» Exercise details:
Give back exactly the lines running from the line with "Parse this chart and return its data as JSON." to the end of the entries, and only those lines.
◇ ◇ ◇ ◇ ◇
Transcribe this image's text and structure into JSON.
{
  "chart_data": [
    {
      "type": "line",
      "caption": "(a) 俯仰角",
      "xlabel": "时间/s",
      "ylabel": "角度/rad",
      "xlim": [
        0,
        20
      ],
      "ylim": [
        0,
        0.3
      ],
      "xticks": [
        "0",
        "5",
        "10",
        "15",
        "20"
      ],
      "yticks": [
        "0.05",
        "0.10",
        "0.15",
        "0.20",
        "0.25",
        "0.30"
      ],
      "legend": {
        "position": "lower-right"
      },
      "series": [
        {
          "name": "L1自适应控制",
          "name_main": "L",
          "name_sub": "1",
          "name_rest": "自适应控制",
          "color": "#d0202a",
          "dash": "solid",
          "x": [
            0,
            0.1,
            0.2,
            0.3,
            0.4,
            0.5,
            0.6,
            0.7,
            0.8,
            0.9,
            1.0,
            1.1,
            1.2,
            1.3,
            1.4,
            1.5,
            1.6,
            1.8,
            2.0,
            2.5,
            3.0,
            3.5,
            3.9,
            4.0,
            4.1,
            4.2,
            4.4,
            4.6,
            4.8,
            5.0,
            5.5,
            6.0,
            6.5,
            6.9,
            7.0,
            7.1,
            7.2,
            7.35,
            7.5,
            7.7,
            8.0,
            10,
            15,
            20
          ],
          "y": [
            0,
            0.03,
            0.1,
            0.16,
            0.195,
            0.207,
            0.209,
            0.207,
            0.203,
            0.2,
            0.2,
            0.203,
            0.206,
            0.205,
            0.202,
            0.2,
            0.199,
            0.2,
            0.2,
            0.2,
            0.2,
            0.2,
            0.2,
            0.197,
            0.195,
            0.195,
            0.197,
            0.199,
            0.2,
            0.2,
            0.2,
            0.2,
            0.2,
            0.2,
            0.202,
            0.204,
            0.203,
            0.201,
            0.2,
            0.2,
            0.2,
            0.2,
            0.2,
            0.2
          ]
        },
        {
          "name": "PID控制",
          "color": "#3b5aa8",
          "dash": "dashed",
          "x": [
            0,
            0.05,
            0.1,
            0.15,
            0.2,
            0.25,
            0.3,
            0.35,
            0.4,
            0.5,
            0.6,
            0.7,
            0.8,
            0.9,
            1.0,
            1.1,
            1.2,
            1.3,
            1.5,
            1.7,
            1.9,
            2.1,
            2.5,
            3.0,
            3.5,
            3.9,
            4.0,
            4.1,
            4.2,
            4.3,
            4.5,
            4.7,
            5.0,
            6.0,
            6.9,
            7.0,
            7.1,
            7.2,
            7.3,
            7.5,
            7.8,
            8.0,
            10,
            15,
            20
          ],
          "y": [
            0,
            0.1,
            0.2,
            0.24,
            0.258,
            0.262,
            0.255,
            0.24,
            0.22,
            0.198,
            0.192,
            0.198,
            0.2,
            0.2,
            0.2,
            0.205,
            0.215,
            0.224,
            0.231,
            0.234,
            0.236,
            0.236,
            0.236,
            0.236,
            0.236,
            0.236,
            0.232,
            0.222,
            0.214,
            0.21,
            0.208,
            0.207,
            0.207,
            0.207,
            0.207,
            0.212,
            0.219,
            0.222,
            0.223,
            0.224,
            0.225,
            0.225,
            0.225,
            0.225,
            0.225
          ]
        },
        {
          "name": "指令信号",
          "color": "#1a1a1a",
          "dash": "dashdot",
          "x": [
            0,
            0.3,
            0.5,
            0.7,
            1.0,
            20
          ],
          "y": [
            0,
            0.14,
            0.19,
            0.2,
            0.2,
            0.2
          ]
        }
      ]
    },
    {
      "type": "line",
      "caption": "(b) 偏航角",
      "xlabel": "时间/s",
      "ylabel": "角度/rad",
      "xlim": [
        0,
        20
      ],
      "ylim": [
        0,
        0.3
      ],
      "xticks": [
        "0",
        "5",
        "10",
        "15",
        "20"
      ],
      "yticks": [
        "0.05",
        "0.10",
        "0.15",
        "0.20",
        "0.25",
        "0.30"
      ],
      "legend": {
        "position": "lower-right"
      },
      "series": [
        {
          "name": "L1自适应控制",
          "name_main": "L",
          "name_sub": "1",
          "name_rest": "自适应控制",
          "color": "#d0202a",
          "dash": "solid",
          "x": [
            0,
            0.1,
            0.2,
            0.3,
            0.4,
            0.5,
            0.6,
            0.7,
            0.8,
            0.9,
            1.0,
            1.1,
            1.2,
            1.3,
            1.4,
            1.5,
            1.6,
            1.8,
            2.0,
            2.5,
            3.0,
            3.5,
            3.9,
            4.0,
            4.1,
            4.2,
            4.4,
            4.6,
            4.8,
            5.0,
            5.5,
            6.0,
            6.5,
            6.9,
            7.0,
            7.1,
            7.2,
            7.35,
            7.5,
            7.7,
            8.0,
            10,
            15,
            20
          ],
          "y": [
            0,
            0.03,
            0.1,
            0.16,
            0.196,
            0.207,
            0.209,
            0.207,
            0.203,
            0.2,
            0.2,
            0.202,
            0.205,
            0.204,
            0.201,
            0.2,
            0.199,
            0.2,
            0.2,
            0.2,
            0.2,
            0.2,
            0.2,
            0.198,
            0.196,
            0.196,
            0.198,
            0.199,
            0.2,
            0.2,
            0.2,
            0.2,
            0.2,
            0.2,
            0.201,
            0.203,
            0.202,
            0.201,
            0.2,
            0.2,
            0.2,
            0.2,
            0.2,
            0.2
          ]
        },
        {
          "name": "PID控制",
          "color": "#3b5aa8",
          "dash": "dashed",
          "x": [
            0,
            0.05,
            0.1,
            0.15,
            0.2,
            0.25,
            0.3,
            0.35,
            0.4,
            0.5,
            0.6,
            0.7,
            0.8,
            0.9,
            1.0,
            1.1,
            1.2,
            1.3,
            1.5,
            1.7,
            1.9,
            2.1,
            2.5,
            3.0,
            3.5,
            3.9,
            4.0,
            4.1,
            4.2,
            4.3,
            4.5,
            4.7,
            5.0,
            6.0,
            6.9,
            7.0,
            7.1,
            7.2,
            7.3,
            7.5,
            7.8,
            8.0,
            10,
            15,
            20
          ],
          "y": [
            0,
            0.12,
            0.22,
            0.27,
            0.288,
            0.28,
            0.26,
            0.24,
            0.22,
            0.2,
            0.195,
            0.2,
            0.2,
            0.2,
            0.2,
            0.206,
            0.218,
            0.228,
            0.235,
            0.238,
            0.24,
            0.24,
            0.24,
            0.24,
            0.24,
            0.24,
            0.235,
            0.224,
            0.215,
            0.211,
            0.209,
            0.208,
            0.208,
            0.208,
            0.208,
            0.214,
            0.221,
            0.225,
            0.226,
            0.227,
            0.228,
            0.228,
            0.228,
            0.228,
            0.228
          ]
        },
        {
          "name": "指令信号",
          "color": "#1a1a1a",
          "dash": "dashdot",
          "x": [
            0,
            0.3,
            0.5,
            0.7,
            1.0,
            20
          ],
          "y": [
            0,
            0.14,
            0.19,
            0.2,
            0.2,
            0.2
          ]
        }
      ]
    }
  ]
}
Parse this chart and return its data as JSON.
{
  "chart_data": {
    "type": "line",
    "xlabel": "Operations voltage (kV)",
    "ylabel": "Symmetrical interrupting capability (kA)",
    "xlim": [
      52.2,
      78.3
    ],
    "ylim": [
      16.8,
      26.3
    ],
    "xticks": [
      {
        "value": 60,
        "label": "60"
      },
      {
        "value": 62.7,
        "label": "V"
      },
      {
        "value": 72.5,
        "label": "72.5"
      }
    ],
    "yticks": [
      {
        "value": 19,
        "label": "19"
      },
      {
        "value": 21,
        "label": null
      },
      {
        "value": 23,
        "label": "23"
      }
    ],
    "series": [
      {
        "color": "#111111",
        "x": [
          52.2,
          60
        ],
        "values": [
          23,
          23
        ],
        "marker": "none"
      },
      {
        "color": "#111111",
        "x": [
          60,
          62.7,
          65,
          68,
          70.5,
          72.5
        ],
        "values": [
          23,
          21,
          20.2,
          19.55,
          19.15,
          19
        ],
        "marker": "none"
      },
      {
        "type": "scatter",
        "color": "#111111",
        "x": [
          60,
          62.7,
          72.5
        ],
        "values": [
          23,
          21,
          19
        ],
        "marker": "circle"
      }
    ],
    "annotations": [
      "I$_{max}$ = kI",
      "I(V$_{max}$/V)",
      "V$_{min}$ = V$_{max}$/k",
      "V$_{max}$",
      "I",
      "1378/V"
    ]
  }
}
◇ ◇ ◇ ◇ ◇
» Answer below:
Parse this chart and return its data as JSON.
{
  "chart_data": {
    "type": "line",
    "xlabel": "Operations voltage (kV)",
    "ylabel": "Symmetrical interrupting capability (kA)",
    "xlim": [
      52.2,
      78.3
    ],
    "ylim": [
      16.8,
      26.3
    ],
    "xticks": [
      {
        "value": 60,
        "label": "60"
      },
      {
        "value": 62.7,
        "label": "V"
      },
      {
        "value": 72.5,
        "label": "72.5"
      }
    ],
    "yticks": [
      {
        "value": 19,
        "label": "19"
      },
      {
        "value": 21,
        "label": null
      },
      {
        "value": 23,
        "label": "23"
      }
    ],
    "series": [
      {
        "color": "#111111",
        "x": [
          52.2,
          60
        ],
        "values": [
          23,
          23
        ],
        "marker": "none"
      },
      {
        "color": "#111111",
        "x": [
          60,
          62.7,
          65,
          68,
          70.5,
          72.5
        ],
        "values": [
          23,
          21,
          20.2,
          19.55,
          19.15,
          19
        ],
        "marker": "none"
      },
      {
        "type": "scatter",
        "color": "#111111",
        "x": [
          60,
          62.7,
          72.5
        ],
        "values": [
          23,
          21,
          19
        ],
        "marker": "circle"
      }
    ],
    "annotations": [
      "I$_{max}$ = kI",
      "I(V$_{max}$/V)",
      "V$_{min}$ = V$_{max}$/k",
      "V$_{max}$",
      "I",
      "1378/V"
    ]
  }
}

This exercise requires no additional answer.